__Stated task__. Exactly as written, print each record in the listing.

__Given data__.
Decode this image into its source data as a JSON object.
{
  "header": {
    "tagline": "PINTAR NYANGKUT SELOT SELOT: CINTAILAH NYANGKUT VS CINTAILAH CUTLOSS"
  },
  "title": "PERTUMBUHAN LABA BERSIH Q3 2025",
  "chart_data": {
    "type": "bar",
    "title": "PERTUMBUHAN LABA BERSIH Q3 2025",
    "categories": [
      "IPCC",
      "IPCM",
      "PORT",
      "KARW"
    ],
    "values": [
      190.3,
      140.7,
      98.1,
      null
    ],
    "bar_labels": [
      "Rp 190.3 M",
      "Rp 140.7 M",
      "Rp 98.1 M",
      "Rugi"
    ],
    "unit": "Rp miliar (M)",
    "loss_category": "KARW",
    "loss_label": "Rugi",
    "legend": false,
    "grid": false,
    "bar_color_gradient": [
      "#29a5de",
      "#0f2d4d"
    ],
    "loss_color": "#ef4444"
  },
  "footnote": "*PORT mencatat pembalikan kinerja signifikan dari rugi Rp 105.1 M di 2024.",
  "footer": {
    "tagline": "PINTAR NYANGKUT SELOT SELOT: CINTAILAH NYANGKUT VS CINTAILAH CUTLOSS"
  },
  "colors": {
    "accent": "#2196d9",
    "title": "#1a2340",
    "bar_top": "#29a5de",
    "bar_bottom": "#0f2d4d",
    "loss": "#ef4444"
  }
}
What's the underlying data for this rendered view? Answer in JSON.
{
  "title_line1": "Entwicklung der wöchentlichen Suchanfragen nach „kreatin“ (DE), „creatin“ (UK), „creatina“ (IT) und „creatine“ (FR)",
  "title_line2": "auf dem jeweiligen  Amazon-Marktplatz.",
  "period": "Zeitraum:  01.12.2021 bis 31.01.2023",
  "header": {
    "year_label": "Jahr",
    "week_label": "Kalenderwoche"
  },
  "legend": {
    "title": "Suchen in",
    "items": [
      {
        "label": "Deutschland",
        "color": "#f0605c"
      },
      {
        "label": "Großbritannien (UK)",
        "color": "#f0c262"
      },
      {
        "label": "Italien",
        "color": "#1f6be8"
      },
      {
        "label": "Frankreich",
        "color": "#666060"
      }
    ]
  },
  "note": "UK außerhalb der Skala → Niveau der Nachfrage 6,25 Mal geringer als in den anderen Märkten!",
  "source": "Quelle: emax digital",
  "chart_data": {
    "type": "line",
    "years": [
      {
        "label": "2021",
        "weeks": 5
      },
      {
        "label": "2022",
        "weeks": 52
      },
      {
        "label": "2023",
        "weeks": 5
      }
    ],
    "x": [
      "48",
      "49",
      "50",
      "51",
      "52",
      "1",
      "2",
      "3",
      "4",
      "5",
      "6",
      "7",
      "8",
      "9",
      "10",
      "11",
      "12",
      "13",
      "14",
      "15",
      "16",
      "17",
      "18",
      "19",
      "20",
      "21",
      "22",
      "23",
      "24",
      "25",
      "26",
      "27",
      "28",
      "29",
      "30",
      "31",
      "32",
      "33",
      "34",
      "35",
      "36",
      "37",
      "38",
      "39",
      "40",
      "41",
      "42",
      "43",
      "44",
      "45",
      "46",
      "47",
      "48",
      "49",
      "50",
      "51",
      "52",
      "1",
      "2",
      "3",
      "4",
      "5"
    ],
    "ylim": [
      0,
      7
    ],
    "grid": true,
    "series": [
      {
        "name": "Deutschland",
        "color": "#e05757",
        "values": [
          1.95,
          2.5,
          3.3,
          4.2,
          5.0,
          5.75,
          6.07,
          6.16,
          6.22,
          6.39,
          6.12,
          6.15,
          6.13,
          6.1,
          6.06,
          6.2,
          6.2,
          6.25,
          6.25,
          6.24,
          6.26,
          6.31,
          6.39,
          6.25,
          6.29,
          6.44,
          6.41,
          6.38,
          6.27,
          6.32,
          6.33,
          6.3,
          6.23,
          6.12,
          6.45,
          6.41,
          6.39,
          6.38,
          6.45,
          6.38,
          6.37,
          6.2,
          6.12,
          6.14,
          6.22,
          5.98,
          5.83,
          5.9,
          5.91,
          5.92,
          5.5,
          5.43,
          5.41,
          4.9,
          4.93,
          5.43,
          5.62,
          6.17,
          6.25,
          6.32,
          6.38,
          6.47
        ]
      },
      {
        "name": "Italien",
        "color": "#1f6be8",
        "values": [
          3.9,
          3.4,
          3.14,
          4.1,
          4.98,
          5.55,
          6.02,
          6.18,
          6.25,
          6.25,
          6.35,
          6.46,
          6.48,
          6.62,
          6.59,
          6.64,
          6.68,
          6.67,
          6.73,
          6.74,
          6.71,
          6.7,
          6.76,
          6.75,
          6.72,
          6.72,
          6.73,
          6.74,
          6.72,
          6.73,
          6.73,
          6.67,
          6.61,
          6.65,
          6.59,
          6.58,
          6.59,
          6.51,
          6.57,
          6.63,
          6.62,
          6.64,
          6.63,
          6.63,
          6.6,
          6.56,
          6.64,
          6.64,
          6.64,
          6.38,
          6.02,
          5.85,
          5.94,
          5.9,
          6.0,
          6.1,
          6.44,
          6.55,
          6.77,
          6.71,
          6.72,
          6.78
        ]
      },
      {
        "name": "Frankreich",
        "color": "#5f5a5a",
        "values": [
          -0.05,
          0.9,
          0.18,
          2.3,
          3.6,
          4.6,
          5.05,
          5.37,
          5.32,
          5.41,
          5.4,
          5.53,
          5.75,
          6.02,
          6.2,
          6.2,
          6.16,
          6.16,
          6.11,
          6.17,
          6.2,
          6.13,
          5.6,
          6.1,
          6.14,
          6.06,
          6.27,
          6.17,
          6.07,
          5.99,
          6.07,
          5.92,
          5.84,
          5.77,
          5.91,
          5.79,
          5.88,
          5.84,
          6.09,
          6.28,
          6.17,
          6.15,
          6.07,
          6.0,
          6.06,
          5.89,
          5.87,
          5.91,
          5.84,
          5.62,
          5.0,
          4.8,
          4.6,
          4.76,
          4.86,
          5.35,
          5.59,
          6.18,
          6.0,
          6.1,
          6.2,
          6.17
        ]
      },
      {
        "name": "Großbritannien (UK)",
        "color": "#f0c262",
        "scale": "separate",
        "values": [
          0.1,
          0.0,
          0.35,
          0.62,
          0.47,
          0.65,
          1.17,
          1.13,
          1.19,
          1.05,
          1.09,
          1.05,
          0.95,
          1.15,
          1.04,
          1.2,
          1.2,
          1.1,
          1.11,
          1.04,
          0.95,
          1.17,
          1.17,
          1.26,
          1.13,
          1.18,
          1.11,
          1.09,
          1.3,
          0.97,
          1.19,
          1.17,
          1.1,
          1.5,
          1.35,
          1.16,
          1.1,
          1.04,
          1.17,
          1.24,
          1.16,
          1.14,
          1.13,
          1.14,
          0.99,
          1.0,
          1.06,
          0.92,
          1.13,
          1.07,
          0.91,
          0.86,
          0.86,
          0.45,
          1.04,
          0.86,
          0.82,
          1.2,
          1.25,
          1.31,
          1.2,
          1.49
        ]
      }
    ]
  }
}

__Problem solution__.
Decode this image into its source data as a JSON object.
{
  "header": {
    "tagline": "PINTAR NYANGKUT SELOT SELOT: CINTAILAH NYANGKUT VS CINTAILAH CUTLOSS"
  },
  "title": "PERTUMBUHAN LABA BERSIH Q3 2025",
  "chart_data": {
    "type": "bar",
    "title": "PERTUMBUHAN LABA BERSIH Q3 2025",
    "categories": [
      "IPCC",
      "IPCM",
      "PORT",
      "KARW"
    ],
    "values": [
      190.3,
      140.7,
      98.1,
      null
    ],
    "bar_labels": [
      "Rp 190.3 M",
      "Rp 140.7 M",
      "Rp 98.1 M",
      "Rugi"
    ],
    "unit": "Rp miliar (M)",
    "loss_category": "KARW",
    "loss_label": "Rugi",
    "legend": false,
    "grid": false,
    "bar_color_gradient": [
      "#29a5de",
      "#0f2d4d"
    ],
    "loss_color": "#ef4444"
  },
  "footnote": "*PORT mencatat pembalikan kinerja signifikan dari rugi Rp 105.1 M di 2024.",
  "footer": {
    "tagline": "PINTAR NYANGKUT SELOT SELOT: CINTAILAH NYANGKUT VS CINTAILAH CUTLOSS"
  },
  "colors": {
    "accent": "#2196d9",
    "title": "#1a2340",
    "bar_top": "#29a5de",
    "bar_bottom": "#0f2d4d",
    "loss": "#ef4444"
  }
}
What's the underlying data for this rendered view? Answer in JSON.
{
  "title_line1": "Entwicklung der wöchentlichen Suchanfragen nach „kreatin“ (DE), „creatin“ (UK), „creatina“ (IT) und „creatine“ (FR)",
  "title_line2": "auf dem jeweiligen  Amazon-Marktplatz.",
  "period": "Zeitraum:  01.12.2021 bis 31.01.2023",
  "header": {
    "year_label": "Jahr",
    "week_label": "Kalenderwoche"
  },
  "legend": {
    "title": "Suchen in",
    "items": [
      {
        "label": "Deutschland",
        "color": "#f0605c"
      },
      {
        "label": "Großbritannien (UK)",
        "color": "#f0c262"
      },
      {
        "label": "Italien",
        "color": "#1f6be8"
      },
      {
        "label": "Frankreich",
        "color": "#666060"
      }
    ]
  },
  "note": "UK außerhalb der Skala → Niveau der Nachfrage 6,25 Mal geringer als in den anderen Märkten!",
  "source": "Quelle: emax digital",
  "chart_data": {
    "type": "line",
    "years": [
      {
        "label": "2021",
        "weeks": 5
      },
      {
        "label": "2022",
        "weeks": 52
      },
      {
        "label": "2023",
        "weeks": 5
      }
    ],
    "x": [
      "48",
      "49",
      "50",
      "51",
      "52",
      "1",
      "2",
      "3",
      "4",
      "5",
      "6",
      "7",
      "8",
      "9",
      "10",
      "11",
      "12",
      "13",
      "14",
      "15",
      "16",
      "17",
      "18",
      "19",
      "20",
      "21",
      "22",
      "23",
      "24",
      "25",
      "26",
      "27",
      "28",
      "29",
      "30",
      "31",
      "32",
      "33",
      "34",
      "35",
      "36",
      "37",
      "38",
      "39",
      "40",
      "41",
      "42",
      "43",
      "44",
      "45",
      "46",
      "47",
      "48",
      "49",
      "50",
      "51",
      "52",
      "1",
      "2",
      "3",
      "4",
      "5"
    ],
    "ylim": [
      0,
      7
    ],
    "grid": true,
    "series": [
      {
        "name": "Deutschland",
        "color": "#e05757",
        "values": [
          1.95,
          2.5,
          3.3,
          4.2,
          5.0,
          5.75,
          6.07,
          6.16,
          6.22,
          6.39,
          6.12,
          6.15,
          6.13,
          6.1,
          6.06,
          6.2,
          6.2,
          6.25,
          6.25,
          6.24,
          6.26,
          6.31,
          6.39,
          6.25,
          6.29,
          6.44,
          6.41,
          6.38,
          6.27,
          6.32,
          6.33,
          6.3,
          6.23,
          6.12,
          6.45,
          6.41,
          6.39,
          6.38,
          6.45,
          6.38,
          6.37,
          6.2,
          6.12,
          6.14,
          6.22,
          5.98,
          5.83,
          5.9,
          5.91,
          5.92,
          5.5,
          5.43,
          5.41,
          4.9,
          4.93,
          5.43,
          5.62,
          6.17,
          6.25,
          6.32,
          6.38,
          6.47
        ]
      },
      {
        "name": "Italien",
        "color": "#1f6be8",
        "values": [
          3.9,
          3.4,
          3.14,
          4.1,
          4.98,
          5.55,
          6.02,
          6.18,
          6.25,
          6.25,
          6.35,
          6.46,
          6.48,
          6.62,
          6.59,
          6.64,
          6.68,
          6.67,
          6.73,
          6.74,
          6.71,
          6.7,
          6.76,
          6.75,
          6.72,
          6.72,
          6.73,
          6.74,
          6.72,
          6.73,
          6.73,
          6.67,
          6.61,
          6.65,
          6.59,
          6.58,
          6.59,
          6.51,
          6.57,
          6.63,
          6.62,
          6.64,
          6.63,
          6.63,
          6.6,
          6.56,
          6.64,
          6.64,
          6.64,
          6.38,
          6.02,
          5.85,
          5.94,
          5.9,
          6.0,
          6.1,
          6.44,
          6.55,
          6.77,
          6.71,
          6.72,
          6.78
        ]
      },
      {
        "name": "Frankreich",
        "color": "#5f5a5a",
        "values": [
          -0.05,
          0.9,
          0.18,
          2.3,
          3.6,
          4.6,
          5.05,
          5.37,
          5.32,
          5.41,
          5.4,
          5.53,
          5.75,
          6.02,
          6.2,
          6.2,
          6.16,
          6.16,
          6.11,
          6.17,
          6.2,
          6.13,
          5.6,
          6.1,
          6.14,
          6.06,
          6.27,
          6.17,
          6.07,
          5.99,
          6.07,
          5.92,
          5.84,
          5.77,
          5.91,
          5.79,
          5.88,
          5.84,
          6.09,
          6.28,
          6.17,
          6.15,
          6.07,
          6.0,
          6.06,
          5.89,
          5.87,
          5.91,
          5.84,
          5.62,
          5.0,
          4.8,
          4.6,
          4.76,
          4.86,
          5.35,
          5.59,
          6.18,
          6.0,
          6.1,
          6.2,
          6.17
        ]
      },
      {
        "name": "Großbritannien (UK)",
        "color": "#f0c262",
        "scale": "separate",
        "values": [
          0.1,
          0.0,
          0.35,
          0.62,
          0.47,
          0.65,
          1.17,
          1.13,
          1.19,
          1.05,
          1.09,
          1.05,
          0.95,
          1.15,
          1.04,
          1.2,
          1.2,
          1.1,
          1.11,
          1.04,
          0.95,
          1.17,
          1.17,
          1.26,
          1.13,
          1.18,
          1.11,
          1.09,
          1.3,
          0.97,
          1.19,
          1.17,
          1.1,
          1.5,
          1.35,
          1.16,
          1.1,
          1.04,
          1.17,
          1.24,
          1.16,
          1.14,
          1.13,
          1.14,
          0.99,
          1.0,
          1.06,
          0.92,
          1.13,
          1.07,
          0.91,
          0.86,
          0.86,
          0.45,
          1.04,
          0.86,
          0.82,
          1.2,
          1.25,
          1.31,
          1.2,
          1.49
        ]
      }
    ]
  }
}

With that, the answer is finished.